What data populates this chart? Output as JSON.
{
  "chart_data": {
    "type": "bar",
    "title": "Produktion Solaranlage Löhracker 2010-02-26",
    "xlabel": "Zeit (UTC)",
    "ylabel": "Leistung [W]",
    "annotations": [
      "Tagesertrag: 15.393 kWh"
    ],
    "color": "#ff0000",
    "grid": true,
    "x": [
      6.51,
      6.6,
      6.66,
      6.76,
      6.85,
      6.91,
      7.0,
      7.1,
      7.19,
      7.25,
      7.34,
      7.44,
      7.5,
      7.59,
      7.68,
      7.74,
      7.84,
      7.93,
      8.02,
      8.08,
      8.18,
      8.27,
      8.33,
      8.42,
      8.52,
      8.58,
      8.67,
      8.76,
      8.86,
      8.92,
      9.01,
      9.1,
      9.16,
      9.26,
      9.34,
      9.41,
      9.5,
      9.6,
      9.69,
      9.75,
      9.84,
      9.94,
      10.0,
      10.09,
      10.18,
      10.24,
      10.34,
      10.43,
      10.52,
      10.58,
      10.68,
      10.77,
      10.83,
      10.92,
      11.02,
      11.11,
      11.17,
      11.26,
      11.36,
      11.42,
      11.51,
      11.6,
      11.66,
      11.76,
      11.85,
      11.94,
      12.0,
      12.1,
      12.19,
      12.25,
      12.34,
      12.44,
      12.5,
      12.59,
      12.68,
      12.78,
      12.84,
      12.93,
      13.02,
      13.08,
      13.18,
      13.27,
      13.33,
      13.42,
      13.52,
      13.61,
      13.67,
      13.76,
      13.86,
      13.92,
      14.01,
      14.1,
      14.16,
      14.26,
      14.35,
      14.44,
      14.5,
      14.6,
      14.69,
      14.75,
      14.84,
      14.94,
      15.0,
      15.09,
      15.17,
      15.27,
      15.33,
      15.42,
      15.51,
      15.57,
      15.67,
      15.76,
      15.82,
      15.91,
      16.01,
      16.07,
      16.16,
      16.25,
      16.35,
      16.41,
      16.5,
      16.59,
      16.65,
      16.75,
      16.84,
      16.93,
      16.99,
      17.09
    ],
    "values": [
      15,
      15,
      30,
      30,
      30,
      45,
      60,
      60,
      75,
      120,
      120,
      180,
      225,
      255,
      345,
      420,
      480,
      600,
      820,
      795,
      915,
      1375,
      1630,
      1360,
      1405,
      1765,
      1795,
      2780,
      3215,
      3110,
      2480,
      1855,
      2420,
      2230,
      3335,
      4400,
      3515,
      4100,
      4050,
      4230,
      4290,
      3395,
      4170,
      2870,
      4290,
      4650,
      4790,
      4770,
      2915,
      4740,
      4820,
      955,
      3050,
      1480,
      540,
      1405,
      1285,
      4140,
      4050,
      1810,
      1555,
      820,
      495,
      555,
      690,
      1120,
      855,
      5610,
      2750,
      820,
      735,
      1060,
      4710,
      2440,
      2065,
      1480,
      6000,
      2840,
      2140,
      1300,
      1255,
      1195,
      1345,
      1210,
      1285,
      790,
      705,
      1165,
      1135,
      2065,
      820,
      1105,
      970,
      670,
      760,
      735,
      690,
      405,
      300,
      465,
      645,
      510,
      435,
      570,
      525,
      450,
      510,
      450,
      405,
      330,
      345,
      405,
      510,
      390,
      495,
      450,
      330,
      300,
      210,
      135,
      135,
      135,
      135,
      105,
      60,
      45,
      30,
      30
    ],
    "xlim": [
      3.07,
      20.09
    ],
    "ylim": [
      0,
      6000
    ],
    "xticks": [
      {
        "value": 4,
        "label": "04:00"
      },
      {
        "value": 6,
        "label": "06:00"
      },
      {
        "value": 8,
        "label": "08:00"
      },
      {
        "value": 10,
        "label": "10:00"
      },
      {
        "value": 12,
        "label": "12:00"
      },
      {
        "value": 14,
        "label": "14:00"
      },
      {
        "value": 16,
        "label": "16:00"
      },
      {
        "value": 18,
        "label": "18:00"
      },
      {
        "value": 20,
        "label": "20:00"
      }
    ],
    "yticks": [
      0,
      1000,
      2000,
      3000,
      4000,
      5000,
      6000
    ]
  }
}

○ ○ ○ ○ ○

## Required work
Output all of the data above without any alteration.

## Full solution
What data populates this chart? Output as JSON.
{
  "chart_data": {
    "type": "bar",
    "title": "Produktion Solaranlage Löhracker 2010-02-26",
    "xlabel": "Zeit (UTC)",
    "ylabel": "Leistung [W]",
    "annotations": [
      "Tagesertrag: 15.393 kWh"
    ],
    "color": "#ff0000",
    "grid": true,
    "x": [
      6.51,
      6.6,
      6.66,
      6.76,
      6.85,
      6.91,
      7.0,
      7.1,
      7.19,
      7.25,
      7.34,
      7.44,
      7.5,
      7.59,
      7.68,
      7.74,
      7.84,
      7.93,
      8.02,
      8.08,
      8.18,
      8.27,
      8.33,
      8.42,
      8.52,
      8.58,
      8.67,
      8.76,
      8.86,
      8.92,
      9.01,
      9.1,
      9.16,
      9.26,
      9.34,
      9.41,
      9.5,
      9.6,
      9.69,
      9.75,
      9.84,
      9.94,
      10.0,
      10.09,
      10.18,
      10.24,
      10.34,
      10.43,
      10.52,
      10.58,
      10.68,
      10.77,
      10.83,
      10.92,
      11.02,
      11.11,
      11.17,
      11.26,
      11.36,
      11.42,
      11.51,
      11.6,
      11.66,
      11.76,
      11.85,
      11.94,
      12.0,
      12.1,
      12.19,
      12.25,
      12.34,
      12.44,
      12.5,
      12.59,
      12.68,
      12.78,
      12.84,
      12.93,
      13.02,
      13.08,
      13.18,
      13.27,
      13.33,
      13.42,
      13.52,
      13.61,
      13.67,
      13.76,
      13.86,
      13.92,
      14.01,
      14.1,
      14.16,
      14.26,
      14.35,
      14.44,
      14.5,
      14.6,
      14.69,
      14.75,
      14.84,
      14.94,
      15.0,
      15.09,
      15.17,
      15.27,
      15.33,
      15.42,
      15.51,
      15.57,
      15.67,
      15.76,
      15.82,
      15.91,
      16.01,
      16.07,
      16.16,
      16.25,
      16.35,
      16.41,
      16.5,
      16.59,
      16.65,
      16.75,
      16.84,
      16.93,
      16.99,
      17.09
    ],
    "values": [
      15,
      15,
      30,
      30,
      30,
      45,
      60,
      60,
      75,
      120,
      120,
      180,
      225,
      255,
      345,
      420,
      480,
      600,
      820,
      795,
      915,
      1375,
      1630,
      1360,
      1405,
      1765,
      1795,
      2780,
      3215,
      3110,
      2480,
      1855,
      2420,
      2230,
      3335,
      4400,
      3515,
      4100,
      4050,
      4230,
      4290,
      3395,
      4170,
      2870,
      4290,
      4650,
      4790,
      4770,
      2915,
      4740,
      4820,
      955,
      3050,
      1480,
      540,
      1405,
      1285,
      4140,
      4050,
      1810,
      1555,
      820,
      495,
      555,
      690,
      1120,
      855,
      5610,
      2750,
      820,
      735,
      1060,
      4710,
      2440,
      2065,
      1480,
      6000,
      2840,
      2140,
      1300,
      1255,
      1195,
      1345,
      1210,
      1285,
      790,
      705,
      1165,
      1135,
      2065,
      820,
      1105,
      970,
      670,
      760,
      735,
      690,
      405,
      300,
      465,
      645,
      510,
      435,
      570,
      525,
      450,
      510,
      450,
      405,
      330,
      345,
      405,
      510,
      390,
      495,
      450,
      330,
      300,
      210,
      135,
      135,
      135,
      135,
      105,
      60,
      45,
      30,
      30
    ],
    "xlim": [
      3.07,
      20.09
    ],
    "ylim": [
      0,
      6000
    ],
    "xticks": [
      {
        "value": 4,
        "label": "04:00"
      },
      {
        "value": 6,
        "label": "06:00"
      },
      {
        "value": 8,
        "label": "08:00"
      },
      {
        "value": 10,
        "label": "10:00"
      },
      {
        "value": 12,
        "label": "12:00"
      },
      {
        "value": 14,
        "label": "14:00"
      },
      {
        "value": 16,
        "label": "16:00"
      },
      {
        "value": 18,
        "label": "18:00"
      },
      {
        "value": 20,
        "label": "20:00"
      }
    ],
    "yticks": [
      0,
      1000,
      2000,
      3000,
      4000,
      5000,
      6000
    ]
  }
}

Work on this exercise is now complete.